══ Exercise materials ══
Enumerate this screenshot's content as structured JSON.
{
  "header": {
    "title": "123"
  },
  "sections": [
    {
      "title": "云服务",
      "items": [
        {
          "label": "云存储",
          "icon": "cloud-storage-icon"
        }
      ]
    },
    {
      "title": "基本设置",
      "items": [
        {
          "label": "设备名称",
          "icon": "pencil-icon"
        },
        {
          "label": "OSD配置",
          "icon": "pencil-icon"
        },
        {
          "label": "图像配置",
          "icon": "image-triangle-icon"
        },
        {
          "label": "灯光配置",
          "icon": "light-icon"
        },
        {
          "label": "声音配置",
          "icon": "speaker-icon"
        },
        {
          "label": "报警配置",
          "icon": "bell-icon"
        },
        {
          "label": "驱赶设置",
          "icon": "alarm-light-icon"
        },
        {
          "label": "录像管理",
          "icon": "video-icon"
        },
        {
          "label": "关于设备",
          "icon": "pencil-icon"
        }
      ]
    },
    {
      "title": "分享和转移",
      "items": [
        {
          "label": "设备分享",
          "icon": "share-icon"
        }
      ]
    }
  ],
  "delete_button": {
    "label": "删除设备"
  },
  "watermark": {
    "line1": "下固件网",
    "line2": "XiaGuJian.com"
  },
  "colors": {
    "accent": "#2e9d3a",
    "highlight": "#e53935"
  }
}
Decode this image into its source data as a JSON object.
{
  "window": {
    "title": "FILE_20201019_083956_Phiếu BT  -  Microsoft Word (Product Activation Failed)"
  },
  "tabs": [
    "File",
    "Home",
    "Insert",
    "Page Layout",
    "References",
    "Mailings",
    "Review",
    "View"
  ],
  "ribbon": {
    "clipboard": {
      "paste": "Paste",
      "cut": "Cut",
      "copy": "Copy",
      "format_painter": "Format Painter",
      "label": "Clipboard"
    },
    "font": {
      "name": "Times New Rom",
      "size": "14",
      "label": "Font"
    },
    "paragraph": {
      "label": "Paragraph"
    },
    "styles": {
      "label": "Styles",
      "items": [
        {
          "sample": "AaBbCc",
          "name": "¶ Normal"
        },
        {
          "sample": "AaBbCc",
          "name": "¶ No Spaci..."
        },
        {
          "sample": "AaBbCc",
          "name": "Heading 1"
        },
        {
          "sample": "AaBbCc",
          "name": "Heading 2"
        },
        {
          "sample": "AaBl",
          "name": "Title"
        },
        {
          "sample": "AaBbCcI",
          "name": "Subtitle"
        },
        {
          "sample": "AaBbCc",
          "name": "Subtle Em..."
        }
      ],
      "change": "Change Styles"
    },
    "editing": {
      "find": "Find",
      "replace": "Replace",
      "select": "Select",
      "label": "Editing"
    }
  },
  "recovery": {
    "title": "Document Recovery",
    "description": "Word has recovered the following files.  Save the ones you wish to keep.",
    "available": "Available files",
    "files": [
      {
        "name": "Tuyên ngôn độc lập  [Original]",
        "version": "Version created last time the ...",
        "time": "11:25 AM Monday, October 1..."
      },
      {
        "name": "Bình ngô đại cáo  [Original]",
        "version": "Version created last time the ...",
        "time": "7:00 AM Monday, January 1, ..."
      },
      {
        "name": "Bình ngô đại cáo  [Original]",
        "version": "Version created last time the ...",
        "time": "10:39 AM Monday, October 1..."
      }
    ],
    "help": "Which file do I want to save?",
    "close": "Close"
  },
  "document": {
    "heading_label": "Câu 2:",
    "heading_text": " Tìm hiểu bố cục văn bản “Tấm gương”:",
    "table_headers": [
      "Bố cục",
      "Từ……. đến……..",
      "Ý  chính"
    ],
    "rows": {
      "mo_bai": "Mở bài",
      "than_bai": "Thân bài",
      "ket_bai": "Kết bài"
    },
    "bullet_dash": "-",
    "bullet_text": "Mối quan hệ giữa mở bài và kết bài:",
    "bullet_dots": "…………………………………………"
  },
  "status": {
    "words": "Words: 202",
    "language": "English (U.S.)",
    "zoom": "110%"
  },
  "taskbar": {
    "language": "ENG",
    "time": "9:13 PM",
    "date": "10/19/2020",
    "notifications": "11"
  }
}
═══
● **Instructions for the task**
The records above are to be copied in full, exactly as written.

● **Exercise response**
Enumerate this screenshot's content as structured JSON.
{
  "header": {
    "title": "123"
  },
  "sections": [
    {
      "title": "云服务",
      "items": [
        {
          "label": "云存储",
          "icon": "cloud-storage-icon"
        }
      ]
    },
    {
      "title": "基本设置",
      "items": [
        {
          "label": "设备名称",
          "icon": "pencil-icon"
        },
        {
          "label": "OSD配置",
          "icon": "pencil-icon"
        },
        {
          "label": "图像配置",
          "icon": "image-triangle-icon"
        },
        {
          "label": "灯光配置",
          "icon": "light-icon"
        },
        {
          "label": "声音配置",
          "icon": "speaker-icon"
        },
        {
          "label": "报警配置",
          "icon": "bell-icon"
        },
        {
          "label": "驱赶设置",
          "icon": "alarm-light-icon"
        },
        {
          "label": "录像管理",
          "icon": "video-icon"
        },
        {
          "label": "关于设备",
          "icon": "pencil-icon"
        }
      ]
    },
    {
      "title": "分享和转移",
      "items": [
        {
          "label": "设备分享",
          "icon": "share-icon"
        }
      ]
    }
  ],
  "delete_button": {
    "label": "删除设备"
  },
  "watermark": {
    "line1": "下固件网",
    "line2": "XiaGuJian.com"
  },
  "colors": {
    "accent": "#2e9d3a",
    "highlight": "#e53935"
  }
}
Decode this image into its source data as a JSON object.
{
  "window": {
    "title": "FILE_20201019_083956_Phiếu BT  -  Microsoft Word (Product Activation Failed)"
  },
  "tabs": [
    "File",
    "Home",
    "Insert",
    "Page Layout",
    "References",
    "Mailings",
    "Review",
    "View"
  ],
  "ribbon": {
    "clipboard": {
      "paste": "Paste",
      "cut": "Cut",
      "copy": "Copy",
      "format_painter": "Format Painter",
      "label": "Clipboard"
    },
    "font": {
      "name": "Times New Rom",
      "size": "14",
      "label": "Font"
    },
    "paragraph": {
      "label": "Paragraph"
    },
    "styles": {
      "label": "Styles",
      "items": [
        {
          "sample": "AaBbCc",
          "name": "¶ Normal"
        },
        {
          "sample": "AaBbCc",
          "name": "¶ No Spaci..."
        },
        {
          "sample": "AaBbCc",
          "name": "Heading 1"
        },
        {
          "sample": "AaBbCc",
          "name": "Heading 2"
        },
        {
          "sample": "AaBl",
          "name": "Title"
        },
        {
          "sample": "AaBbCcI",
          "name": "Subtitle"
        },
        {
          "sample": "AaBbCc",
          "name": "Subtle Em..."
        }
      ],
      "change": "Change Styles"
    },
    "editing": {
      "find": "Find",
      "replace": "Replace",
      "select": "Select",
      "label": "Editing"
    }
  },
  "recovery": {
    "title": "Document Recovery",
    "description": "Word has recovered the following files.  Save the ones you wish to keep.",
    "available": "Available files",
    "files": [
      {
        "name": "Tuyên ngôn độc lập  [Original]",
        "version": "Version created last time the ...",
        "time": "11:25 AM Monday, October 1..."
      },
      {
        "name": "Bình ngô đại cáo  [Original]",
        "version": "Version created last time the ...",
        "time": "7:00 AM Monday, January 1, ..."
      },
      {
        "name": "Bình ngô đại cáo  [Original]",
        "version": "Version created last time the ...",
        "time": "10:39 AM Monday, October 1..."
      }
    ],
    "help": "Which file do I want to save?",
    "close": "Close"
  },
  "document": {
    "heading_label": "Câu 2:",
    "heading_text": " Tìm hiểu bố cục văn bản “Tấm gương”:",
    "table_headers": [
      "Bố cục",
      "Từ……. đến……..",
      "Ý  chính"
    ],
    "rows": {
      "mo_bai": "Mở bài",
      "than_bai": "Thân bài",
      "ket_bai": "Kết bài"
    },
    "bullet_dash": "-",
    "bullet_text": "Mối quan hệ giữa mở bài và kết bài:",
    "bullet_dots": "…………………………………………"
  },
  "status": {
    "words": "Words: 202",
    "language": "English (U.S.)",
    "zoom": "110%"
  },
  "taskbar": {
    "language": "ENG",
    "time": "9:13 PM",
    "date": "10/19/2020",
    "notifications": "11"
  }
}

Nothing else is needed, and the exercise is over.